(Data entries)
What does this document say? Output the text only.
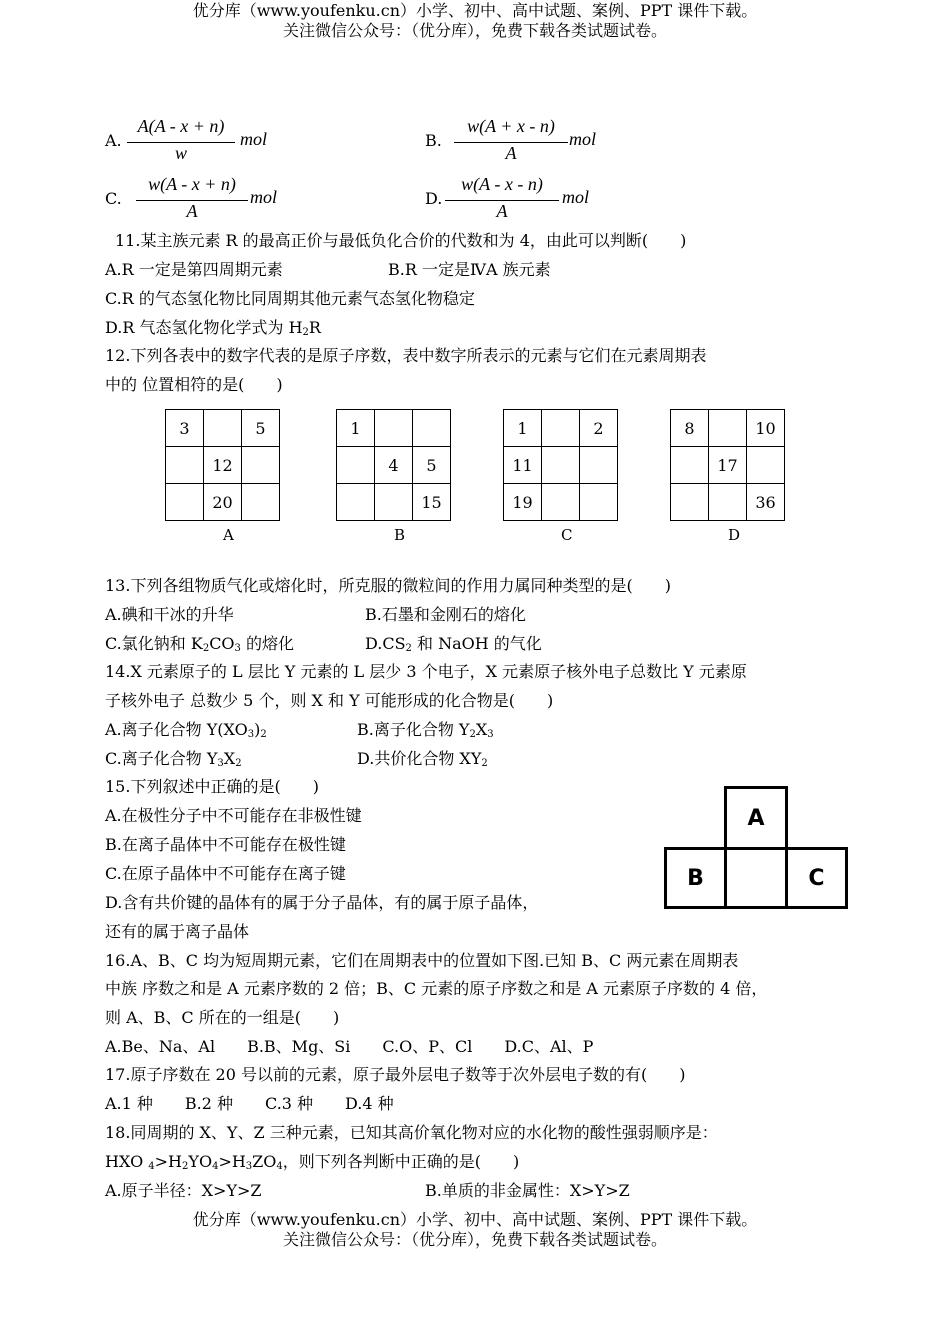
优分库（www.youfenku.cn）小学、初中、高中试题、案例、PPT 课件下载。
关注微信公众号：（优分库），免费下载各类试题试卷。
A.
A(A - x + n)
w
mol	B.
w(A + x - n)
A
mol
C.
w(A - x + n)
A
mol	D.
w(A - x - n)
A
mol
11.某主族元素 R 的最高正价与最低负化合价的代数和为 4，由此可以判断(　　)
A.R 一定是第四周期元素	B.R 一定是ⅣA 族元素
C.R 的气态氢化物比同周期其他元素气态氢化物稳定
D.R 气态氢化物化学式为 $H_2R$
12.下列各表中的数字代表的是原子序数，表中数字所表示的元素与它们在元素周期表
中的 位置相符的是(　　)
3		5
	12	
	20	
A
1		
	4	5
		15
B
1		2
11		
19		
C
8		10
	17	
		36
D
13.下列各组物质气化或熔化时，所克服的微粒间的作用力属同种类型的是(　　)
A.碘和干冰的升华	B.石墨和金刚石的熔化
C.氯化钠和 $K_2CO_3$ 的熔化	$D.CS_2$ 和 NaOH 的气化
14.X 元素原子的 L 层比 Y 元素的 L 层少 3 个电子，X 元素原子核外电子总数比 Y 元素原
子核外电子 总数少 5 个，则 X 和 Y 可能形成的化合物是(　　)
A.离子化合物 $Y(XO_3)_2$	B.离子化合物 $Y_2X_3$
C.离子化合物 $Y_3X_2$	D.共价化合物 $XY_2$
15.下列叙述中正确的是(　　)
A.在极性分子中不可能存在非极性键
B.在离子晶体中不可能存在极性键
C.在原子晶体中不可能存在离子键
D.含有共价键的晶体有的属于分子晶体，有的属于原子晶体，
还有的属于离子晶体
A
B	C
16.A、B、C 均为短周期元素，它们在周期表中的位置如下图.已知 B、C 两元素在周期表
中族 序数之和是 A 元素序数的 2 倍；B、C 元素的原子序数之和是 A 元素原子序数的 4 倍，
则 A、B、C 所在的一组是(　　)
A.Be、Na、Al　　B.B、Mg、Si　　C.O、P、Cl　　D.C、Al、P
17.原子序数在 20 号以前的元素，原子最外层电子数等于次外层电子数的有(　　)
A.1 种　　B.2 种　　C.3 种　　D.4 种
18.同周期的 X、Y、Z 三种元素，已知其高价氧化物对应的水化物的酸性强弱顺序是：
HXO $_4>H_2YO_4>H_3ZO_4$，则下列各判断中正确的是(　　)
A.原子半径：X>Y>Z	B.单质的非金属性：X>Y>Z
优分库（www.youfenku.cn）小学、初中、高中试题、案例、PPT 课件下载。
关注微信公众号：（优分库），免费下载各类试题试卷。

## What is required
Each record above should come back exactly the same, only without its pictures.

## Expected answer
What does this document say? Output the text only.
优分库（www.youfenku.cn）小学、初中、高中试题、案例、PPT 课件下载。
关注微信公众号：（优分库），免费下载各类试题试卷。
A.
A(A - x + n)
w
mol	B.
w(A + x - n)
A
mol
C.
w(A - x + n)
A
mol	D.
w(A - x - n)
A
mol
11.某主族元素 R 的最高正价与最低负化合价的代数和为 4，由此可以判断(　　)
A.R 一定是第四周期元素	B.R 一定是ⅣA 族元素
C.R 的气态氢化物比同周期其他元素气态氢化物稳定
D.R 气态氢化物化学式为 $H_2R$
12.下列各表中的数字代表的是原子序数，表中数字所表示的元素与它们在元素周期表
中的 位置相符的是(　　)
3		5
	12	
	20	
A
1		
	4	5
		15
B
1		2
11		
19		
C
8		10
	17	
		36
D
13.下列各组物质气化或熔化时，所克服的微粒间的作用力属同种类型的是(　　)
A.碘和干冰的升华	B.石墨和金刚石的熔化
C.氯化钠和 $K_2CO_3$ 的熔化	$D.CS_2$ 和 NaOH 的气化
14.X 元素原子的 L 层比 Y 元素的 L 层少 3 个电子，X 元素原子核外电子总数比 Y 元素原
子核外电子 总数少 5 个，则 X 和 Y 可能形成的化合物是(　　)
A.离子化合物 $Y(XO_3)_2$	B.离子化合物 $Y_2X_3$
C.离子化合物 $Y_3X_2$	D.共价化合物 $XY_2$
15.下列叙述中正确的是(　　)
A.在极性分子中不可能存在非极性键
B.在离子晶体中不可能存在极性键
C.在原子晶体中不可能存在离子键
D.含有共价键的晶体有的属于分子晶体，有的属于原子晶体，
还有的属于离子晶体
A
B	C
16.A、B、C 均为短周期元素，它们在周期表中的位置如下图.已知 B、C 两元素在周期表
中族 序数之和是 A 元素序数的 2 倍；B、C 元素的原子序数之和是 A 元素原子序数的 4 倍，
则 A、B、C 所在的一组是(　　)
A.Be、Na、Al　　B.B、Mg、Si　　C.O、P、Cl　　D.C、Al、P
17.原子序数在 20 号以前的元素，原子最外层电子数等于次外层电子数的有(　　)
A.1 种　　B.2 种　　C.3 种　　D.4 种
18.同周期的 X、Y、Z 三种元素，已知其高价氧化物对应的水化物的酸性强弱顺序是：
HXO $_4>H_2YO_4>H_3ZO_4$，则下列各判断中正确的是(　　)
A.原子半径：X>Y>Z	B.单质的非金属性：X>Y>Z
优分库（www.youfenku.cn）小学、初中、高中试题、案例、PPT 课件下载。
关注微信公众号：（优分库），免费下载各类试题试卷。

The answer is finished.